### [EXERCISE MATERIAL]
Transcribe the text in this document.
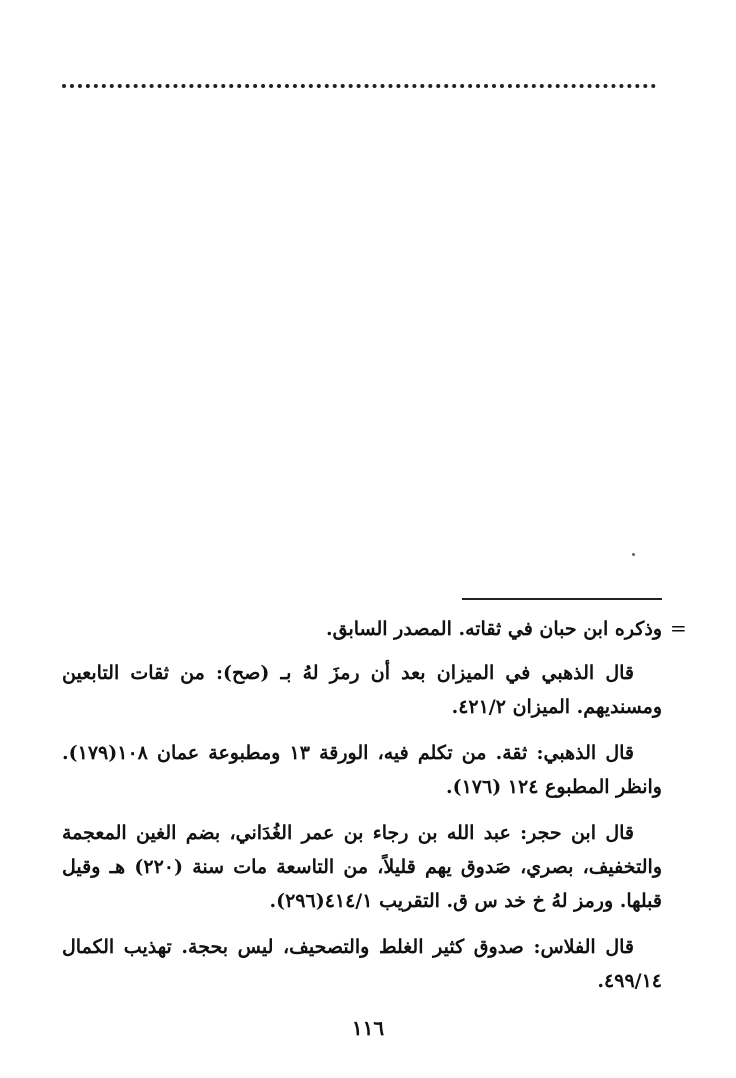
=

وذكره ابن حبان في ثقاته. المصدر السابق.

قال الذهبي في الميزان بعد أن رمزَ لهُ بـ (صح): من ثقات التابعين ومسنديهم. الميزان ٤٢١/٢.

قال الذهبي: ثقة. من تكلم فيه، الورقة ١٣ ومطبوعة عمان ١٠٨(١٧٩). وانظر المطبوع ١٢٤ (١٧٦).

قال ابن حجر: عبد الله بن رجاء بن عمر الغُدَاني، بضم الغين المعجمة والتخفيف، بصري، صَدوق يهم قليلاً، من التاسعة مات سنة (٢٢٠) هـ وقيل قبلها. ورمز لهُ خ خد س ق. التقريب ٤١٤/١(٢٩٦).

قال الفلاس: صدوق كثير الغلط والتصحيف، ليس بحجة. تهذيب الكمال ٤٩٩/١٤.

١١٦
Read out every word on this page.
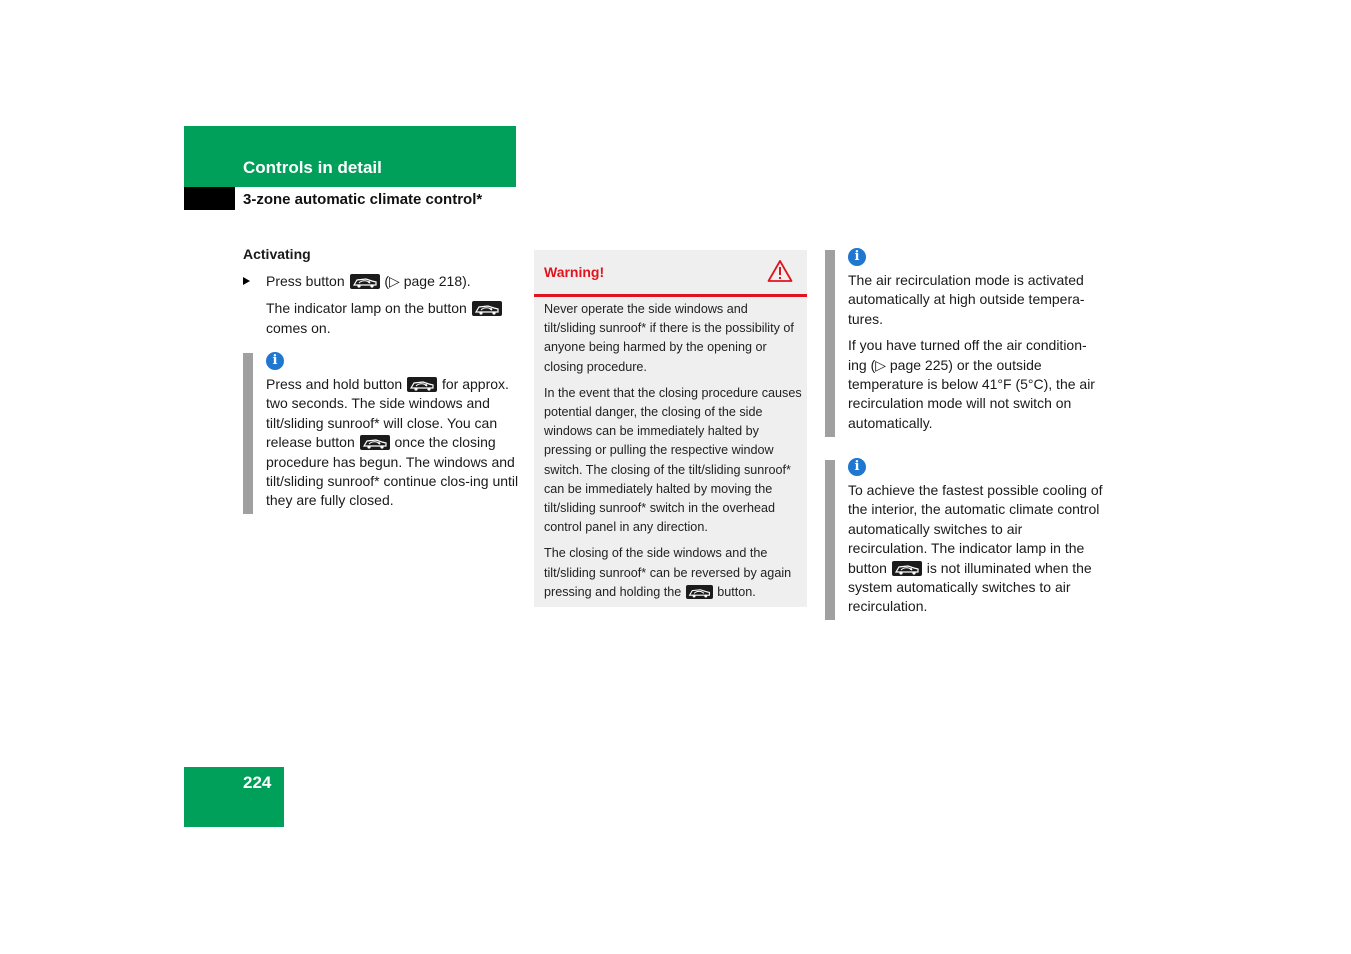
Controls in detail
3-zone automatic climate control*
Activating

Press button	(▷ page 218).

The indicator lamp on the button
comes on.

i
Press and hold button	for approx. two seconds. The side windows and tilt/sliding sunroof* will close. You can release button	once the closing procedure has begun. The windows and tilt/sliding sunroof* continue clos-ing until they are fully closed.
Warning!

Never operate the side windows and tilt/sliding sunroof* if there is the possibility of anyone being harmed by the opening or closing procedure.

In the event that the closing procedure causes potential danger, the closing of the side windows can be immediately halted by pressing or pulling the respective window switch. The closing of the tilt/sliding sunroof* can be immediately halted by moving the tilt/sliding sunroof* switch in the overhead control panel in any direction.

The closing of the side windows and the tilt/sliding sunroof* can be reversed by again pressing and holding the	button.

i

The air recirculation mode is activated automatically at high outside tempera-tures.

If you have turned off the air condition-ing (▷ page 225) or the outside temperature is below 41°F (5°C), the air recirculation mode will not switch on automatically.

i
To achieve the fastest possible cooling of the interior, the automatic climate control automatically switches to air recirculation. The indicator lamp in the button	is not illuminated when the system automatically switches to air recirculation.
224
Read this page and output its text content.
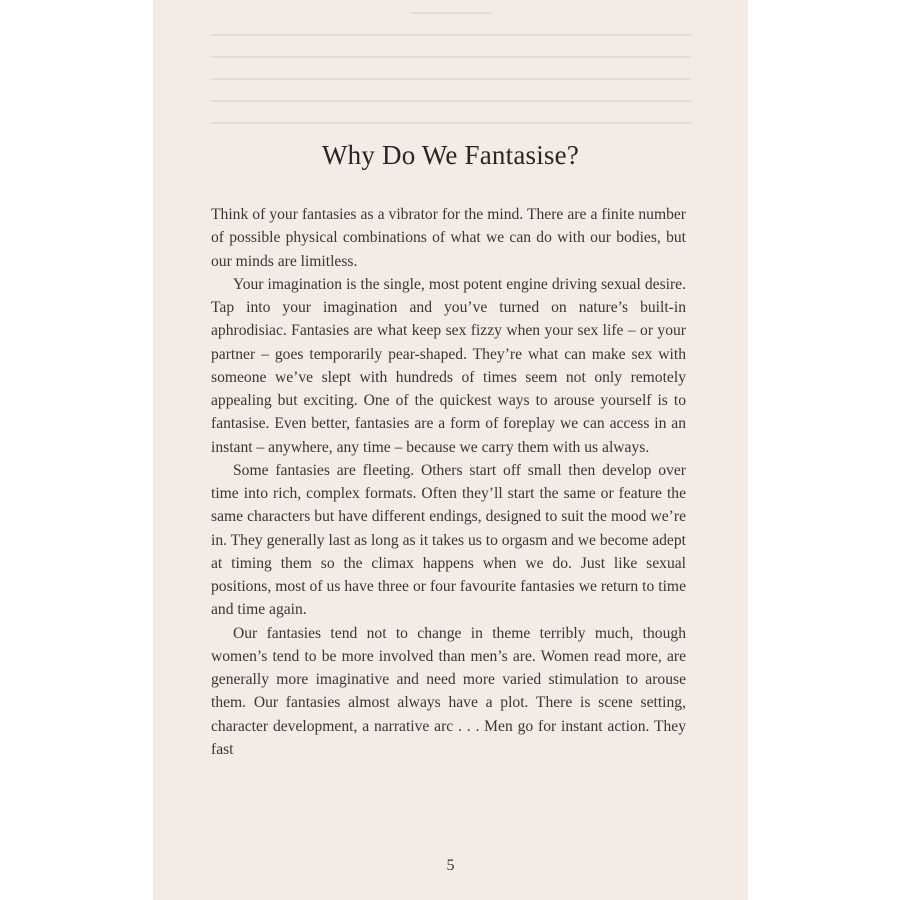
Why Do We Fantasise?

Think of your fantasies as a vibrator for the mind. There are a finite number of possible physical combinations of what we can do with our bodies, but our minds are limitless.

Your imagination is the single, most potent engine driving sexual desire. Tap into your imagination and you’ve turned on nature’s built-in aphrodisiac. Fantasies are what keep sex fizzy when your sex life – or your partner – goes temporarily pear-shaped. They’re what can make sex with someone we’ve slept with hundreds of times seem not only remotely appealing but exciting. One of the quickest ways to arouse yourself is to fantasise. Even better, fantasies are a form of foreplay we can access in an instant – anywhere, any time – because we carry them with us always.

Some fantasies are fleeting. Others start off small then develop over time into rich, complex formats. Often they’ll start the same or feature the same characters but have different endings, designed to suit the mood we’re in. They generally last as long as it takes us to orgasm and we become adept at timing them so the climax happens when we do. Just like sexual positions, most of us have three or four favourite fantasies we return to time and time again.

Our fantasies tend not to change in theme terribly much, though women’s tend to be more involved than men’s are. Women read more, are generally more imaginative and need more varied stimulation to arouse them. Our fantasies almost always have a plot. There is scene setting, character development, a narrative arc . . . Men go for instant action. They fast

5
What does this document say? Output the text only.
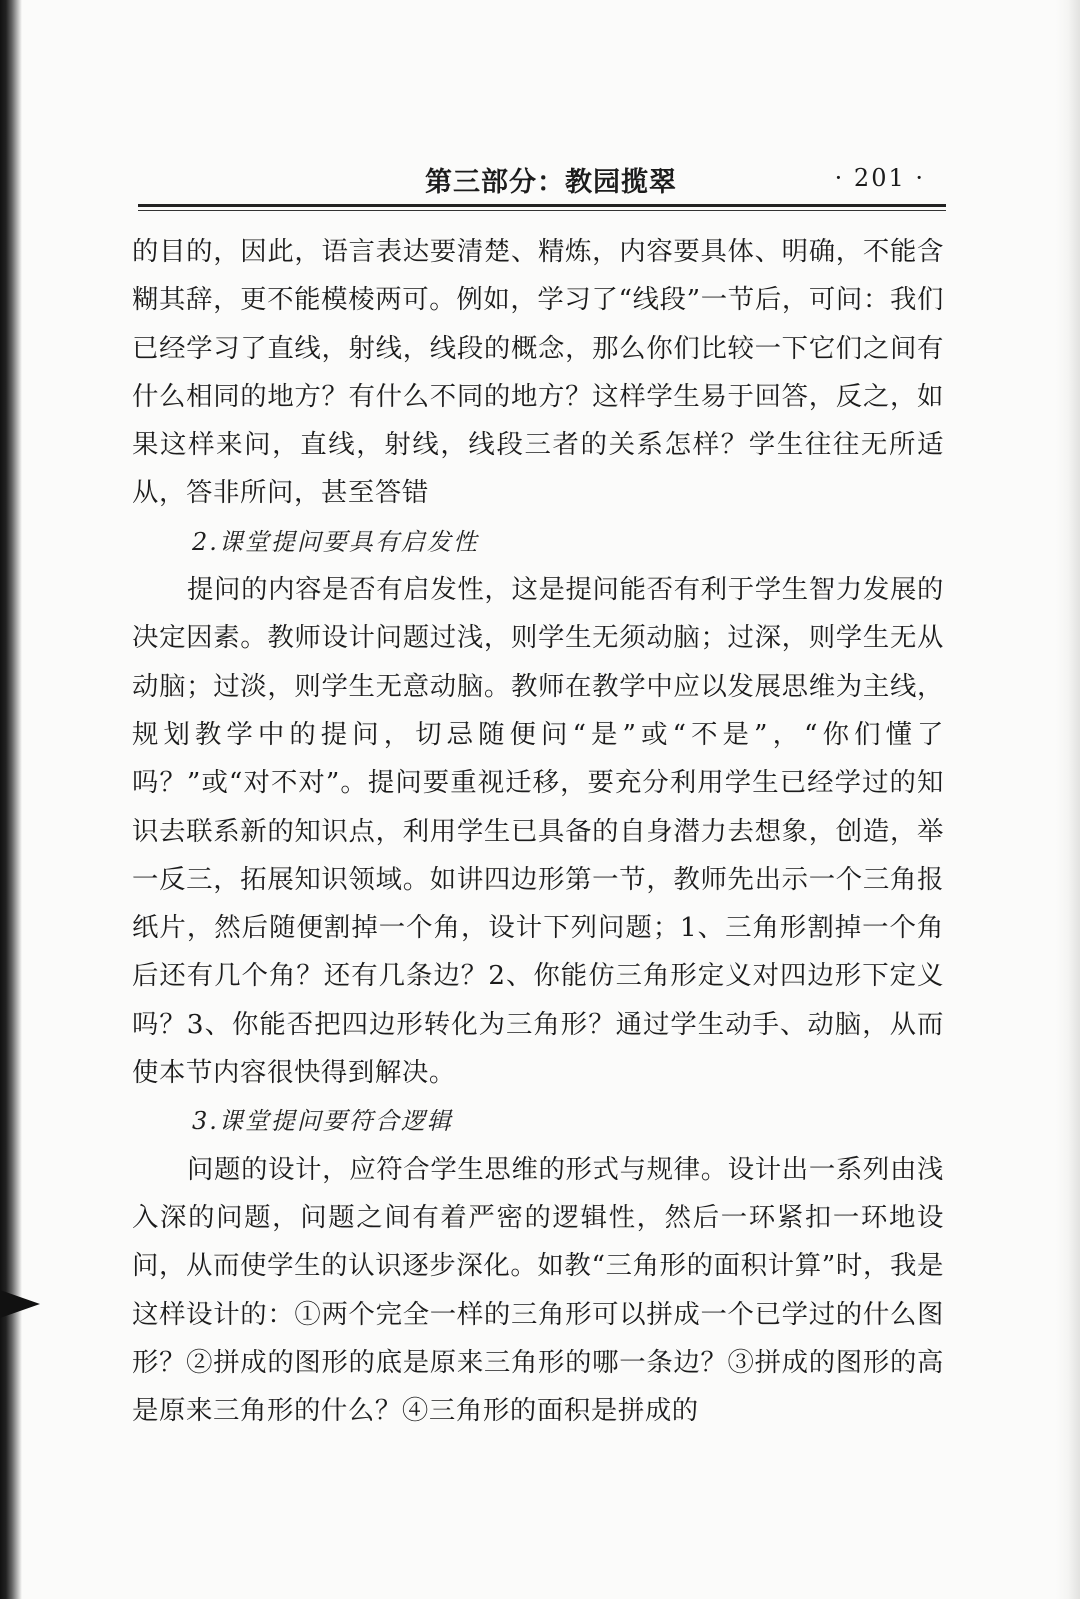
第三部分：教园揽翠	· 201 ·

的目的，因此，语言表达要清楚、精炼，内容要具体、明确，不能含糊其辞，更不能模棱两可。例如，学习了“线段”一节后，可问：我们已经学习了直线，射线，线段的概念，那么你们比较一下它们之间有什么相同的地方？有什么不同的地方？这样学生易于回答，反之，如果这样来问，直线，射线，线段三者的关系怎样？学生往往无所适从，答非所问，甚至答错

2.课堂提问要具有启发性

提问的内容是否有启发性，这是提问能否有利于学生智力发展的决定因素。教师设计问题过浅，则学生无须动脑；过深，则学生无从动脑；过淡，则学生无意动脑。教师在教学中应以发展思维为主线，规划教学中的提问，切忌随便问“是”或“不是”，“你们懂了吗？”或“对不对”。提问要重视迁移，要充分利用学生已经学过的知识去联系新的知识点，利用学生已具备的自身潜力去想象，创造，举一反三，拓展知识领域。如讲四边形第一节，教师先出示一个三角报纸片，然后随便割掉一个角，设计下列问题；1、三角形割掉一个角后还有几个角？还有几条边？2、你能仿三角形定义对四边形下定义吗？3、你能否把四边形转化为三角形？通过学生动手、动脑，从而使本节内容很快得到解决。

3.课堂提问要符合逻辑

问题的设计，应符合学生思维的形式与规律。设计出一系列由浅入深的问题，问题之间有着严密的逻辑性，然后一环紧扣一环地设问，从而使学生的认识逐步深化。如教“三角形的面积计算”时，我是这样设计的：①两个完全一样的三角形可以拼成一个已学过的什么图形？②拼成的图形的底是原来三角形的哪一条边？③拼成的图形的高是原来三角形的什么？④三角形的面积是拼成的
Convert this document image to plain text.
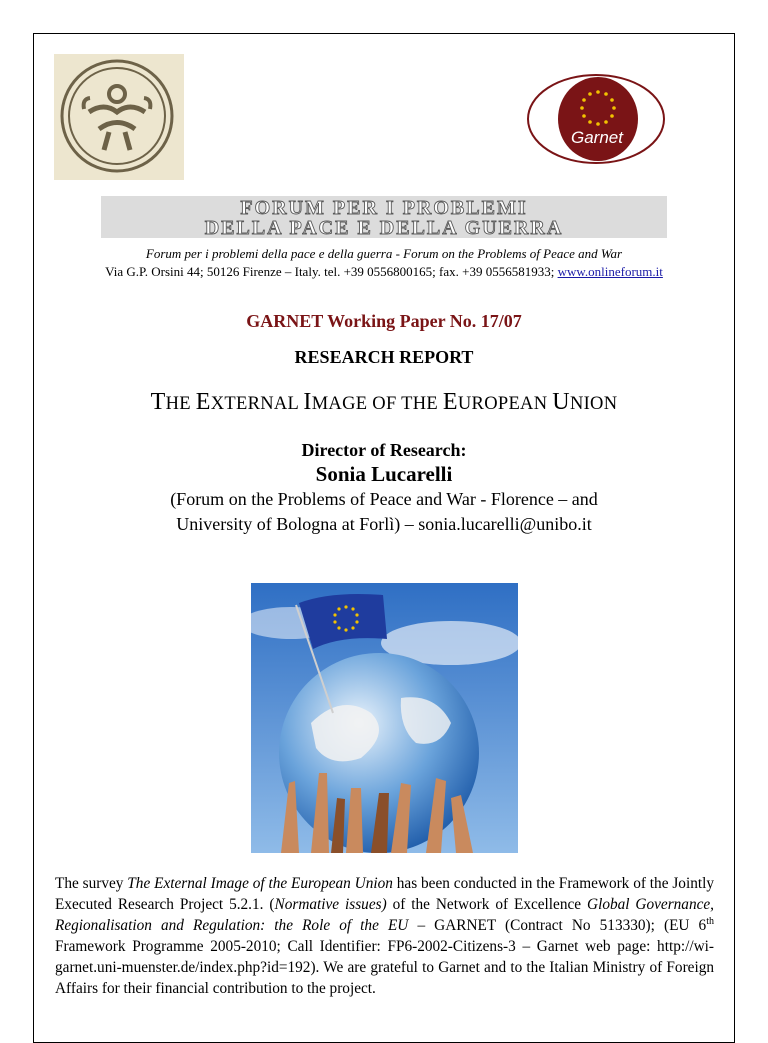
Garnet
FORUM PER I PROBLEMI
DELLA PACE E DELLA GUERRA
Forum per i problemi della pace e della guerra - Forum on the Problems of Peace and War
Via G.P. Orsini 44; 50126 Firenze – Italy. tel. +39 0556800165; fax. +39 0556581933; www.onlineforum.it
GARNET Working Paper No. 17/07
RESEARCH REPORT
THE EXTERNAL IMAGE OF THE EUROPEAN UNION
Director of Research:
Sonia Lucarelli
(Forum on the Problems of Peace and War - Florence – and
University of Bologna at Forlì) – sonia.lucarelli@unibo.it
The survey The External Image of the European Union has been conducted in the Framework of the Jointly Executed Research Project 5.2.1. (Normative issues) of the Network of Excellence Global Governance, Regionalisation and Regulation: the Role of the EU – GARNET (Contract No 513330); (EU 6th Framework Programme 2005-2010; Call Identifier: FP6-2002-Citizens-3 – Garnet web page: http://wi-garnet.uni-muenster.de/index.php?id=192). We are grateful to Garnet and to the Italian Ministry of Foreign Affairs for their financial contribution to the project.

### [DIRECTIONS FOR THIS TASK]
Consider the entries above and return each line with the string "tilt".

### [ANSWER TO THE EXERCISE]
Press and hold button	for approx. two seconds. The side windows and tilt/sliding sunroof* will close. You can release button	once the closing procedure has begun. The windows and tilt/sliding sunroof* continue clos-ing until they are fully closed.
Never operate the side windows and tilt/sliding sunroof* if there is the possibility of anyone being harmed by the opening or closing procedure.
In the event that the closing procedure causes potential danger, the closing of the side windows can be immediately halted by pressing or pulling the respective window switch. The closing of the tilt/sliding sunroof* can be immediately halted by moving the tilt/sliding sunroof* switch in the overhead control panel in any direction.
The closing of the side windows and the tilt/sliding sunroof* can be reversed by again pressing and holding the	button.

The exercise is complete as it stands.